▶ [What this task involves] Provide the number of lines containing the word "name", and nothing else.

▶ [Working data]
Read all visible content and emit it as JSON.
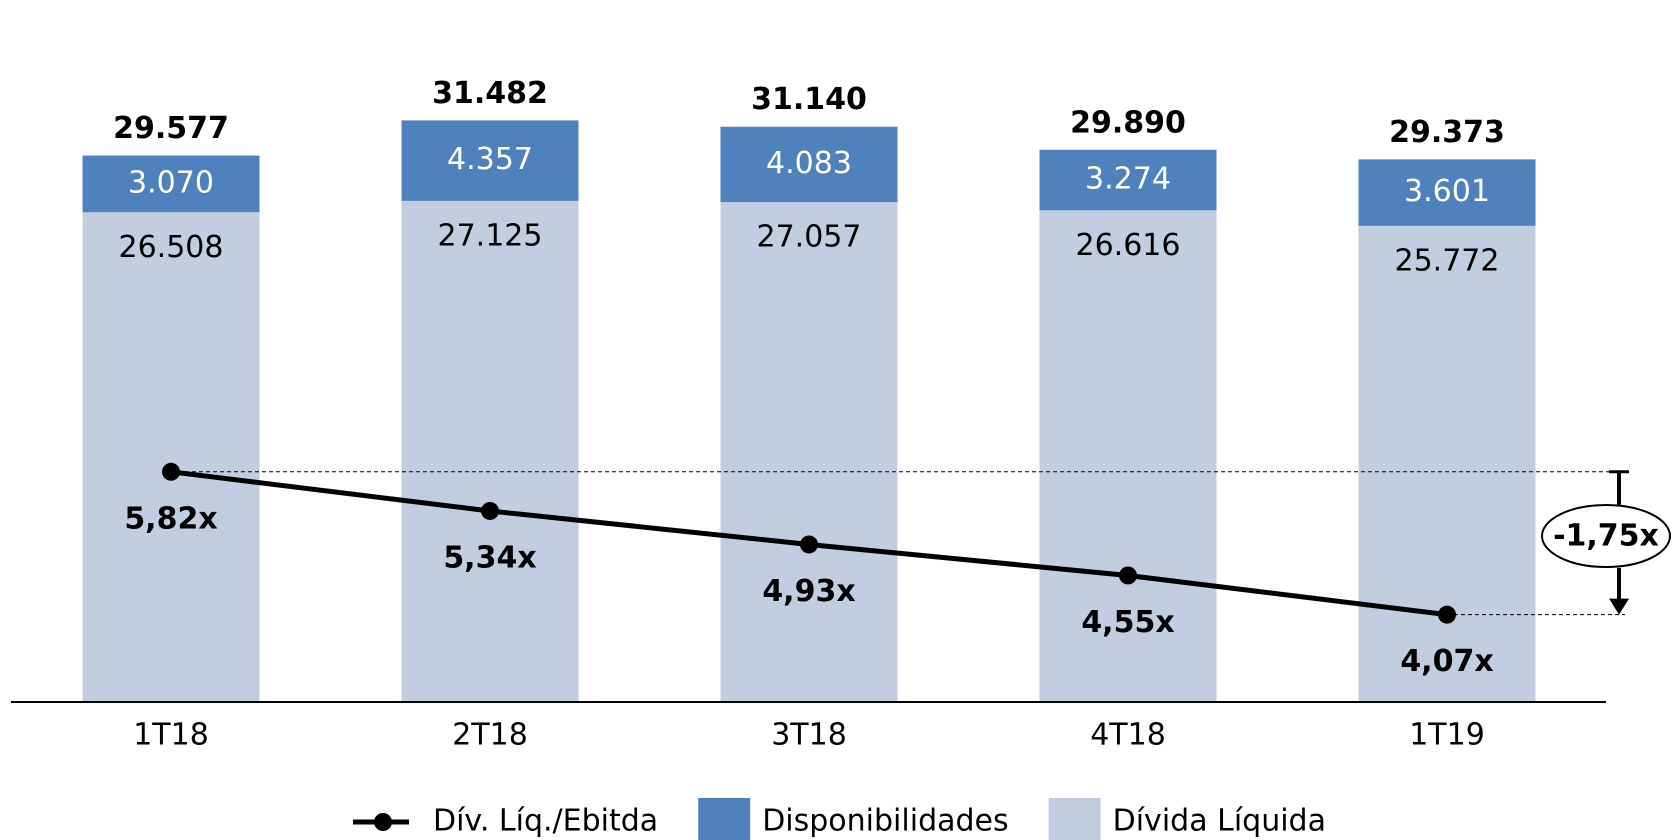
{
  "chart_data": {
    "type": "bar",
    "categories": [
      "1T18",
      "2T18",
      "3T18",
      "4T18",
      "1T19"
    ],
    "series": [
      {
        "name": "Dív. Líq./Ebitda",
        "type": "line",
        "axis": "y2",
        "color": "#000000",
        "values": [
          5.82,
          5.34,
          4.93,
          4.55,
          4.07
        ],
        "value_labels": [
          "5,82x",
          "5,34x",
          "4,93x",
          "4,55x",
          "4,07x"
        ]
      },
      {
        "name": "Disponibilidades",
        "type": "bar",
        "color": "#4f81bd",
        "values": [
          3070,
          4357,
          4083,
          3274,
          3601
        ],
        "value_labels": [
          "3.070",
          "4.357",
          "4.083",
          "3.274",
          "3.601"
        ]
      },
      {
        "name": "Dívida Líquida",
        "type": "bar",
        "color": "#c3cde0",
        "values": [
          26508,
          27125,
          27057,
          26616,
          25772
        ],
        "value_labels": [
          "26.508",
          "27.125",
          "27.057",
          "26.616",
          "25.772"
        ]
      }
    ],
    "totals": [
      29577,
      31482,
      31140,
      29890,
      29373
    ],
    "total_labels": [
      "29.577",
      "31.482",
      "31.140",
      "29.890",
      "29.373"
    ],
    "annotation": "-1,75x",
    "ylim": [
      0,
      38000
    ],
    "y2lim": [
      3,
      11.6
    ],
    "legend": "bottom"
  }
}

▶ [Reply to the task] 3